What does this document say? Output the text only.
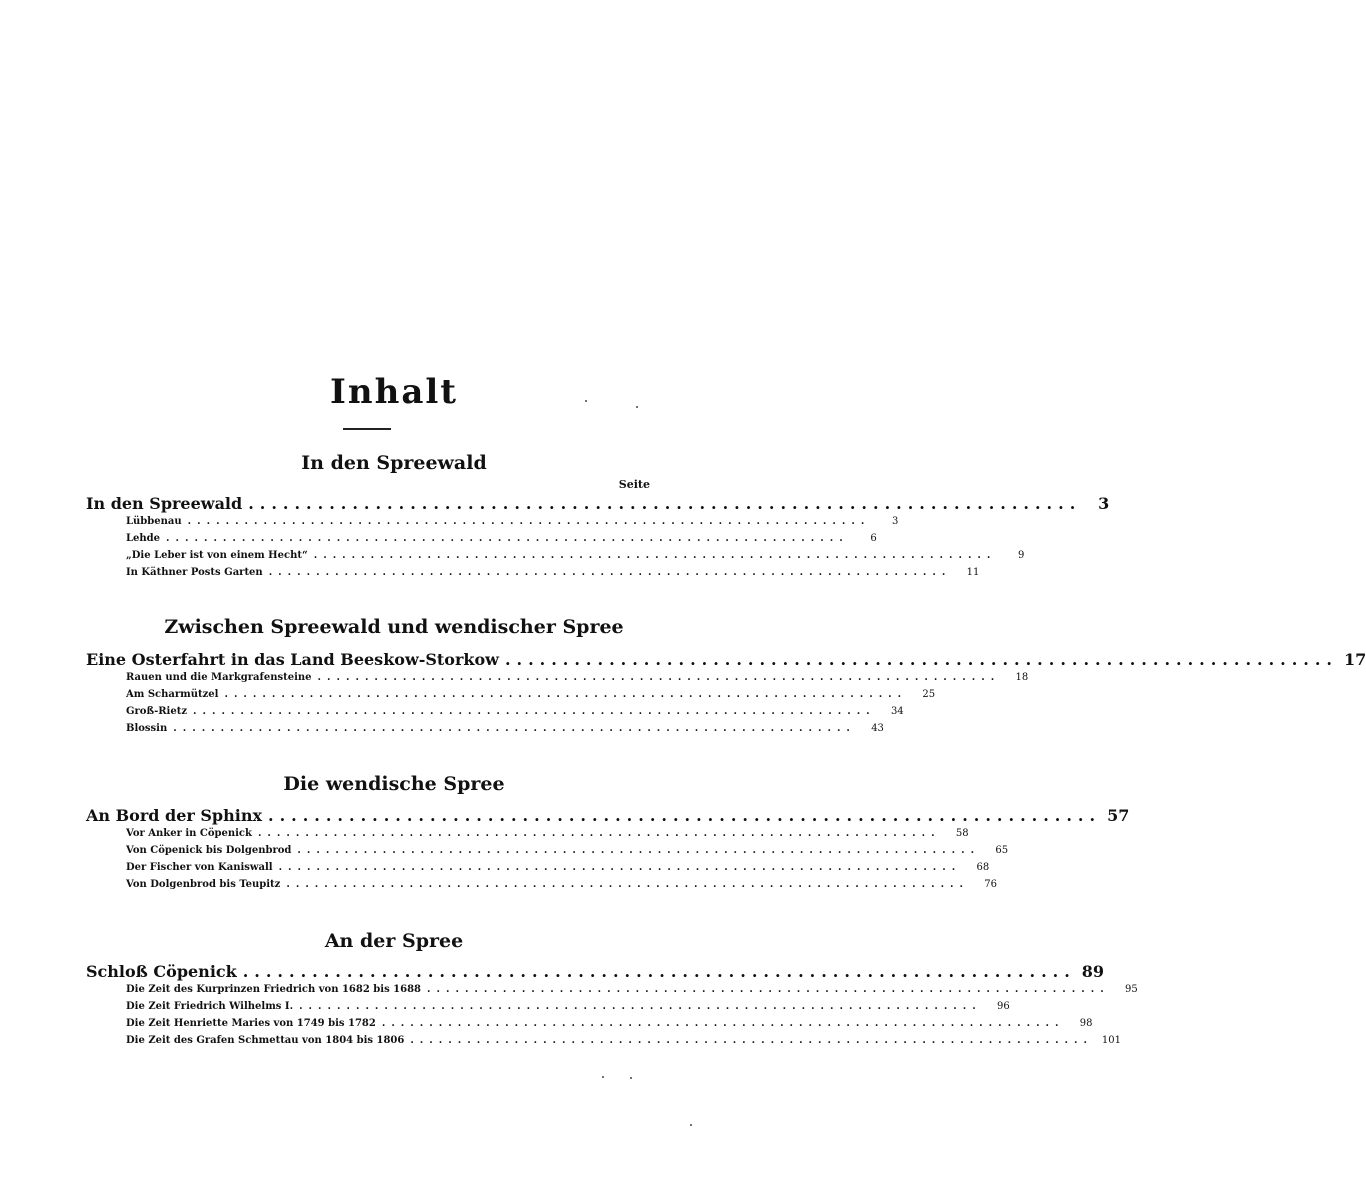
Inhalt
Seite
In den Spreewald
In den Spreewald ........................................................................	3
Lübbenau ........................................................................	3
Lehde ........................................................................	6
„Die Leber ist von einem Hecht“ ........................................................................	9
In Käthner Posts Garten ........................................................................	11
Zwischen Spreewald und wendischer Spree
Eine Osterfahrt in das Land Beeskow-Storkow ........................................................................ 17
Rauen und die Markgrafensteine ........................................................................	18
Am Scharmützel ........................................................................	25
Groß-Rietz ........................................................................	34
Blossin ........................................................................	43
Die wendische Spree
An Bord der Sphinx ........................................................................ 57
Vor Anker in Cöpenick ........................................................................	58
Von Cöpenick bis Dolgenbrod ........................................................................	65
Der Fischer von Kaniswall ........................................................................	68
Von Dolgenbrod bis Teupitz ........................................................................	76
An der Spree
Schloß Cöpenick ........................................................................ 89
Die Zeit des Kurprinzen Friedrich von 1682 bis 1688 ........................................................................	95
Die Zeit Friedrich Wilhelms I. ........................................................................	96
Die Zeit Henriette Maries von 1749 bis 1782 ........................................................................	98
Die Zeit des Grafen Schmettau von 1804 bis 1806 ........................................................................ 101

◆ WHAT YOU NEED TO DO:
Respond with nothing but the number of lines in the entries that contain the string "Dolgenbrod".

◆ EXERCISE RESPONSE:
2